Start of Data listing
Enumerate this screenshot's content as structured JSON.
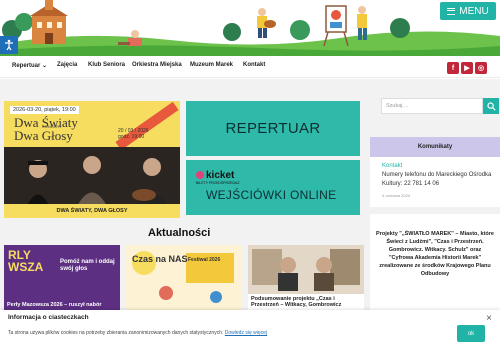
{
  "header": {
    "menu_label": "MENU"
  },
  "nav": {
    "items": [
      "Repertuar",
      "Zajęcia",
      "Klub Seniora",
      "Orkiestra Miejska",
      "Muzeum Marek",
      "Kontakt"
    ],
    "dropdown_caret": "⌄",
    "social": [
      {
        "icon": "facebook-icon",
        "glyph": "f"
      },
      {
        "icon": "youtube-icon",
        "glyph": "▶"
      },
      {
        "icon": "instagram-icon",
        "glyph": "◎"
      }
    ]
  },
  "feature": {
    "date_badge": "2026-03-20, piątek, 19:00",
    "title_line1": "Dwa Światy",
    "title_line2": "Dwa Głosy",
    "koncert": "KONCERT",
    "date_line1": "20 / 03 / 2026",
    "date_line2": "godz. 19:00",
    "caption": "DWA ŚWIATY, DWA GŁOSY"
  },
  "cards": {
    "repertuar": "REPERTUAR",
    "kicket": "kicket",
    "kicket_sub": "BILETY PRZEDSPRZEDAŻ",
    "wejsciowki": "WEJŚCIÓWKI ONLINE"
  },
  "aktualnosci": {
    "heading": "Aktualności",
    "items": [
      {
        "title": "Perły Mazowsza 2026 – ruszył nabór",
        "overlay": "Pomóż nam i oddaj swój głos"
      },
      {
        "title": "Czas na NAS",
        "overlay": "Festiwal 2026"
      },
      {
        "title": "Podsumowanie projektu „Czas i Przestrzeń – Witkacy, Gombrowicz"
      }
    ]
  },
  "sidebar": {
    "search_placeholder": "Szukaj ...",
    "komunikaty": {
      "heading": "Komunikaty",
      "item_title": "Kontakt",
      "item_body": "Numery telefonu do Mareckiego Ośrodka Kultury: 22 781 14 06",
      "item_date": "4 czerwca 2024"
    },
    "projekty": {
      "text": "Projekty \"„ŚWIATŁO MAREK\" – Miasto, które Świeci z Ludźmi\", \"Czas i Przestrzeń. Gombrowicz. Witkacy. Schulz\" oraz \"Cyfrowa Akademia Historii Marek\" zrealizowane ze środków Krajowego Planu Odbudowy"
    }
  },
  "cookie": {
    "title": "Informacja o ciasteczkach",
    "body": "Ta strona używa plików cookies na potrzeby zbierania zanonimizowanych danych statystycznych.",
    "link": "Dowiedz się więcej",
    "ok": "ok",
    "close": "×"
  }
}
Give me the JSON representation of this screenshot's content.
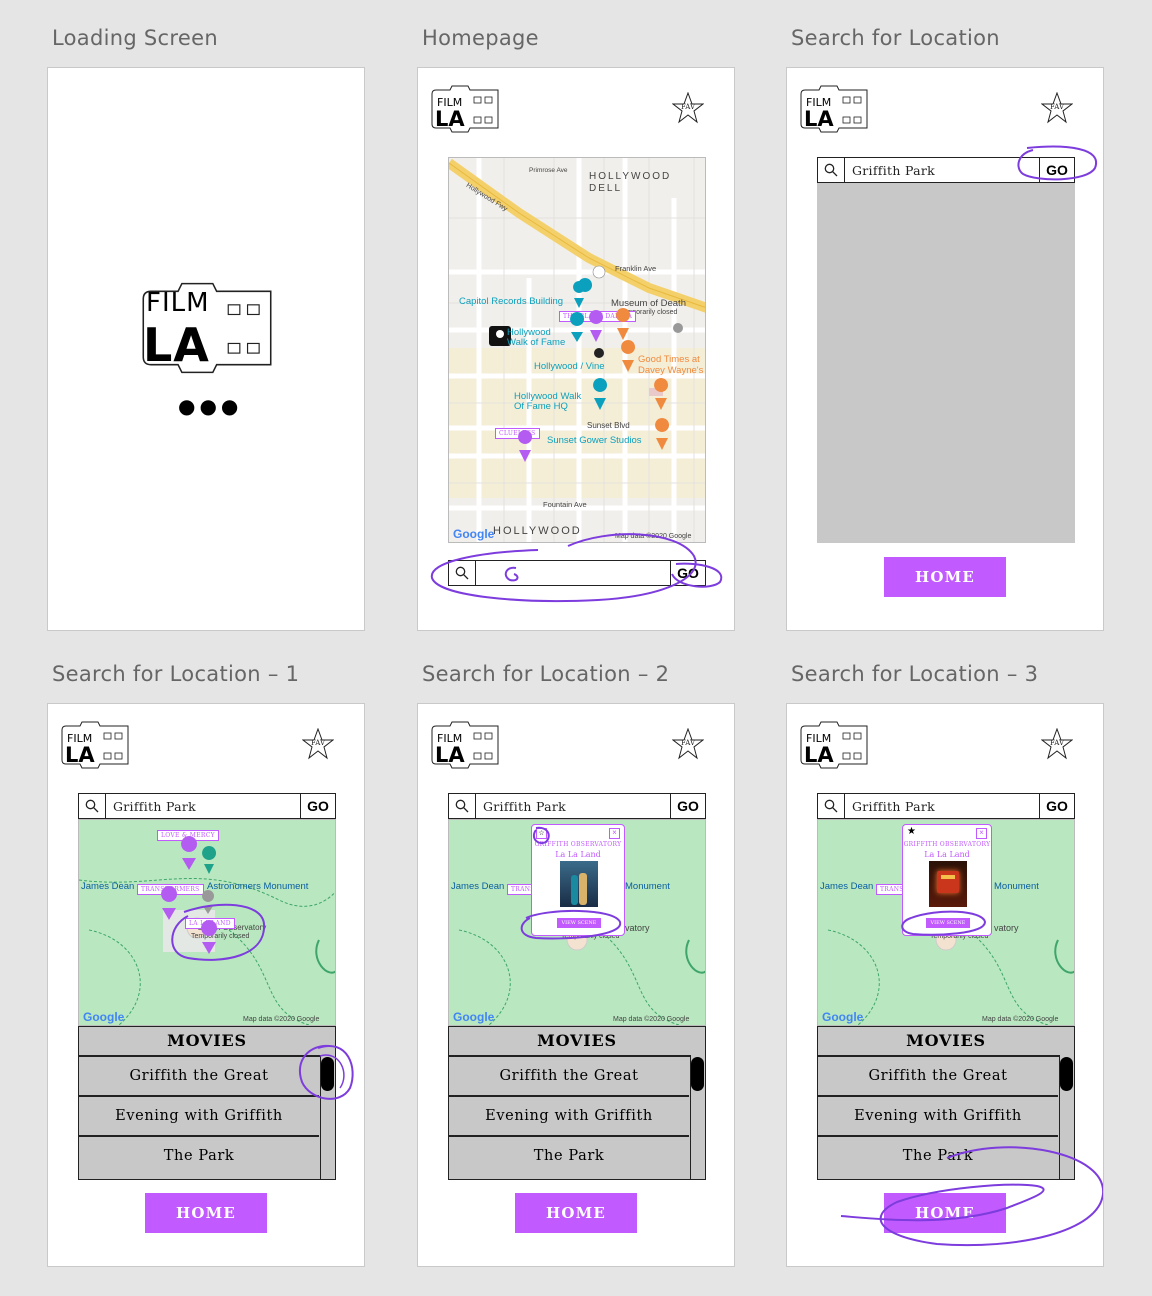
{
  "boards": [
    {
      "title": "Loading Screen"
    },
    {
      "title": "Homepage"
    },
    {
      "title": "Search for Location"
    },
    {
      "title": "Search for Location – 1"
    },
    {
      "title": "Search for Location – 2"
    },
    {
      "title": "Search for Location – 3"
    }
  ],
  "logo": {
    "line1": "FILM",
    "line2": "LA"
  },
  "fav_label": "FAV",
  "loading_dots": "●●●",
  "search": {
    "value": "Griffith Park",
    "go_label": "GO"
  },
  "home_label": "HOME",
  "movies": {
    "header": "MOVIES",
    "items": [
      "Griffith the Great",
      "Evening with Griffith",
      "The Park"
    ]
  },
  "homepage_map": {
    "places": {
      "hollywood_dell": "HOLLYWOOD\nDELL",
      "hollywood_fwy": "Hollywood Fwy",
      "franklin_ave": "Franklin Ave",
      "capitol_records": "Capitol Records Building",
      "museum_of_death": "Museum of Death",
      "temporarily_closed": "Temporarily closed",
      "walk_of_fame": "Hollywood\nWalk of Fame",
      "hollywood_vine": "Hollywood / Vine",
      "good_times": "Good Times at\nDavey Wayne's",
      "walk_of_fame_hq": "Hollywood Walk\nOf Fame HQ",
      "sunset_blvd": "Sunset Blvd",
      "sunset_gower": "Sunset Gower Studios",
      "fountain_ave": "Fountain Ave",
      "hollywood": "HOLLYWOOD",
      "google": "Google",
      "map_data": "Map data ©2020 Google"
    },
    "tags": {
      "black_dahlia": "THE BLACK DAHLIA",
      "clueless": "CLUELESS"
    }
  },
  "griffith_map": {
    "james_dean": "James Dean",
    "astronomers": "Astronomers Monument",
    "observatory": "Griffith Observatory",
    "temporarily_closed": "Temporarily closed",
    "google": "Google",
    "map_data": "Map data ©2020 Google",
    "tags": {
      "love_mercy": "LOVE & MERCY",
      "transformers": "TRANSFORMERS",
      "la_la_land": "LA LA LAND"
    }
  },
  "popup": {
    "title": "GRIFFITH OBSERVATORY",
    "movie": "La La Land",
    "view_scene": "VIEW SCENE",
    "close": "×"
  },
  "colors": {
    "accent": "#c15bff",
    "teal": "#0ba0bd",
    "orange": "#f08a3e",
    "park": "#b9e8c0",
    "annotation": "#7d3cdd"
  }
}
End of Data listing
** Task goal **
Transcribe the whole listing exactly. Pictures stay out of your copy.

** Solution to the problem **
Enumerate this screenshot's content as structured JSON.
{
  "header": {
    "menu_label": "MENU"
  },
  "nav": {
    "items": [
      "Repertuar",
      "Zajęcia",
      "Klub Seniora",
      "Orkiestra Miejska",
      "Muzeum Marek",
      "Kontakt"
    ],
    "dropdown_caret": "⌄",
    "social": [
      {
        "icon": "facebook-icon",
        "glyph": "f"
      },
      {
        "icon": "youtube-icon",
        "glyph": "▶"
      },
      {
        "icon": "instagram-icon",
        "glyph": "◎"
      }
    ]
  },
  "feature": {
    "date_badge": "2026-03-20, piątek, 19:00",
    "title_line1": "Dwa Światy",
    "title_line2": "Dwa Głosy",
    "koncert": "KONCERT",
    "date_line1": "20 / 03 / 2026",
    "date_line2": "godz. 19:00",
    "caption": "DWA ŚWIATY, DWA GŁOSY"
  },
  "cards": {
    "repertuar": "REPERTUAR",
    "kicket": "kicket",
    "kicket_sub": "BILETY PRZEDSPRZEDAŻ",
    "wejsciowki": "WEJŚCIÓWKI ONLINE"
  },
  "aktualnosci": {
    "heading": "Aktualności",
    "items": [
      {
        "title": "Perły Mazowsza 2026 – ruszył nabór",
        "overlay": "Pomóż nam i oddaj swój głos"
      },
      {
        "title": "Czas na NAS",
        "overlay": "Festiwal 2026"
      },
      {
        "title": "Podsumowanie projektu „Czas i Przestrzeń – Witkacy, Gombrowicz"
      }
    ]
  },
  "sidebar": {
    "search_placeholder": "Szukaj ...",
    "komunikaty": {
      "heading": "Komunikaty",
      "item_title": "Kontakt",
      "item_body": "Numery telefonu do Mareckiego Ośrodka Kultury: 22 781 14 06",
      "item_date": "4 czerwca 2024"
    },
    "projekty": {
      "text": "Projekty \"„ŚWIATŁO MAREK\" – Miasto, które Świeci z Ludźmi\", \"Czas i Przestrzeń. Gombrowicz. Witkacy. Schulz\" oraz \"Cyfrowa Akademia Historii Marek\" zrealizowane ze środków Krajowego Planu Odbudowy"
    }
  },
  "cookie": {
    "title": "Informacja o ciasteczkach",
    "body": "Ta strona używa plików cookies na potrzeby zbierania zanonimizowanych danych statystycznych.",
    "link": "Dowiedz się więcej",
    "ok": "ok",
    "close": "×"
  }
}
Give me the JSON representation of this screenshot's content.
{
  "boards": [
    {
      "title": "Loading Screen"
    },
    {
      "title": "Homepage"
    },
    {
      "title": "Search for Location"
    },
    {
      "title": "Search for Location – 1"
    },
    {
      "title": "Search for Location – 2"
    },
    {
      "title": "Search for Location – 3"
    }
  ],
  "logo": {
    "line1": "FILM",
    "line2": "LA"
  },
  "fav_label": "FAV",
  "loading_dots": "●●●",
  "search": {
    "value": "Griffith Park",
    "go_label": "GO"
  },
  "home_label": "HOME",
  "movies": {
    "header": "MOVIES",
    "items": [
      "Griffith the Great",
      "Evening with Griffith",
      "The Park"
    ]
  },
  "homepage_map": {
    "places": {
      "hollywood_dell": "HOLLYWOOD\nDELL",
      "hollywood_fwy": "Hollywood Fwy",
      "franklin_ave": "Franklin Ave",
      "capitol_records": "Capitol Records Building",
      "museum_of_death": "Museum of Death",
      "temporarily_closed": "Temporarily closed",
      "walk_of_fame": "Hollywood\nWalk of Fame",
      "hollywood_vine": "Hollywood / Vine",
      "good_times": "Good Times at\nDavey Wayne's",
      "walk_of_fame_hq": "Hollywood Walk\nOf Fame HQ",
      "sunset_blvd": "Sunset Blvd",
      "sunset_gower": "Sunset Gower Studios",
      "fountain_ave": "Fountain Ave",
      "hollywood": "HOLLYWOOD",
      "google": "Google",
      "map_data": "Map data ©2020 Google"
    },
    "tags": {
      "black_dahlia": "THE BLACK DAHLIA",
      "clueless": "CLUELESS"
    }
  },
  "griffith_map": {
    "james_dean": "James Dean",
    "astronomers": "Astronomers Monument",
    "observatory": "Griffith Observatory",
    "temporarily_closed": "Temporarily closed",
    "google": "Google",
    "map_data": "Map data ©2020 Google",
    "tags": {
      "love_mercy": "LOVE & MERCY",
      "transformers": "TRANSFORMERS",
      "la_la_land": "LA LA LAND"
    }
  },
  "popup": {
    "title": "GRIFFITH OBSERVATORY",
    "movie": "La La Land",
    "view_scene": "VIEW SCENE",
    "close": "×"
  },
  "colors": {
    "accent": "#c15bff",
    "teal": "#0ba0bd",
    "orange": "#f08a3e",
    "park": "#b9e8c0",
    "annotation": "#7d3cdd"
  }
}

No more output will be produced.